Work instructions:
Gather every line holding the string "need".

Records:

┄┄┄┄┄┄┄┄┄┄┄┄┄┄┄┄┄┄┄┄

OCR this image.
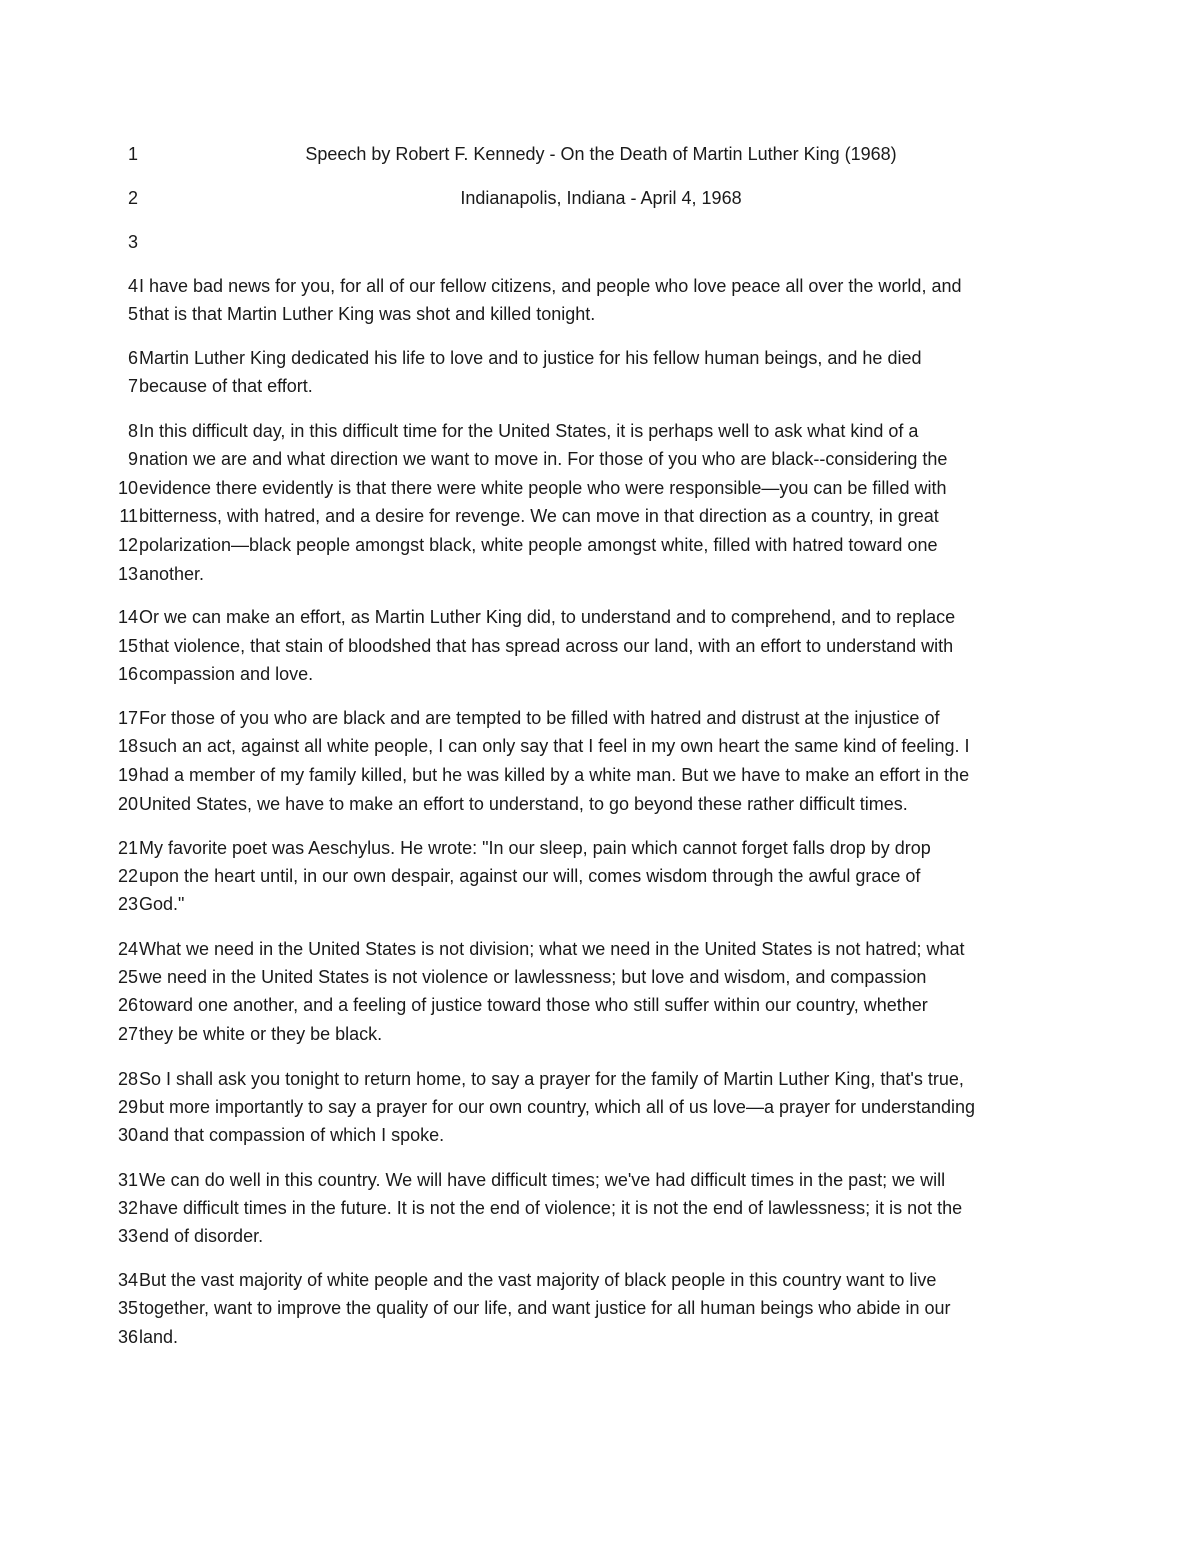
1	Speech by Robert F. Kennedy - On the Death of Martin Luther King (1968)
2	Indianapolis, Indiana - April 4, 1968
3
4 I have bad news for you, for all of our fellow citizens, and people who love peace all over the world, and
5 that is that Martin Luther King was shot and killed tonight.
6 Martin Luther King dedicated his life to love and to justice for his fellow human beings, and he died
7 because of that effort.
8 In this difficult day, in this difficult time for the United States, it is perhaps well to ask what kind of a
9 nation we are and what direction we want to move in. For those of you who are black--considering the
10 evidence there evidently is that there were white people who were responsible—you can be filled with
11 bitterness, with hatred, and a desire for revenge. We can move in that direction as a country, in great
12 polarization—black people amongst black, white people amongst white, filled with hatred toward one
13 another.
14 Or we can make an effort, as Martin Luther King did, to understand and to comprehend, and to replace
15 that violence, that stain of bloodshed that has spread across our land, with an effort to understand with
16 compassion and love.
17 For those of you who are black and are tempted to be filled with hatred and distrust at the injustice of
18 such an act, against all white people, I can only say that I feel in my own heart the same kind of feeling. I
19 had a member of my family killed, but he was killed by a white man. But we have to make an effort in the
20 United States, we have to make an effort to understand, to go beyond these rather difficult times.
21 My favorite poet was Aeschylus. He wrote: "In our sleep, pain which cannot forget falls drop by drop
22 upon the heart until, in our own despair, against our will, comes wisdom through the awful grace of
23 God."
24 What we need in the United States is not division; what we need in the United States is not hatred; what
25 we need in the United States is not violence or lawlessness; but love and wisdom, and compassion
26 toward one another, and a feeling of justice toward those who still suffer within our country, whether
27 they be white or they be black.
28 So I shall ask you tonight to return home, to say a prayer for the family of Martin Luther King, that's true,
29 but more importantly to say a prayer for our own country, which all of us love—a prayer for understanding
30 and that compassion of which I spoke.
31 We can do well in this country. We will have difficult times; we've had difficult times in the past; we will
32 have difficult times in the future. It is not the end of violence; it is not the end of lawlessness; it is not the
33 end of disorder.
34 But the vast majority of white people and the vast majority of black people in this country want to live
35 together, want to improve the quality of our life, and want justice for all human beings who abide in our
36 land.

┄┄┄┄┄┄┄┄┄┄┄┄┄┄┄┄┄┄┄┄

Reply:
24 What we need in the United States is not division; what we need in the United States is not hatred; what
25 we need in the United States is not violence or lawlessness; but love and wisdom, and compassion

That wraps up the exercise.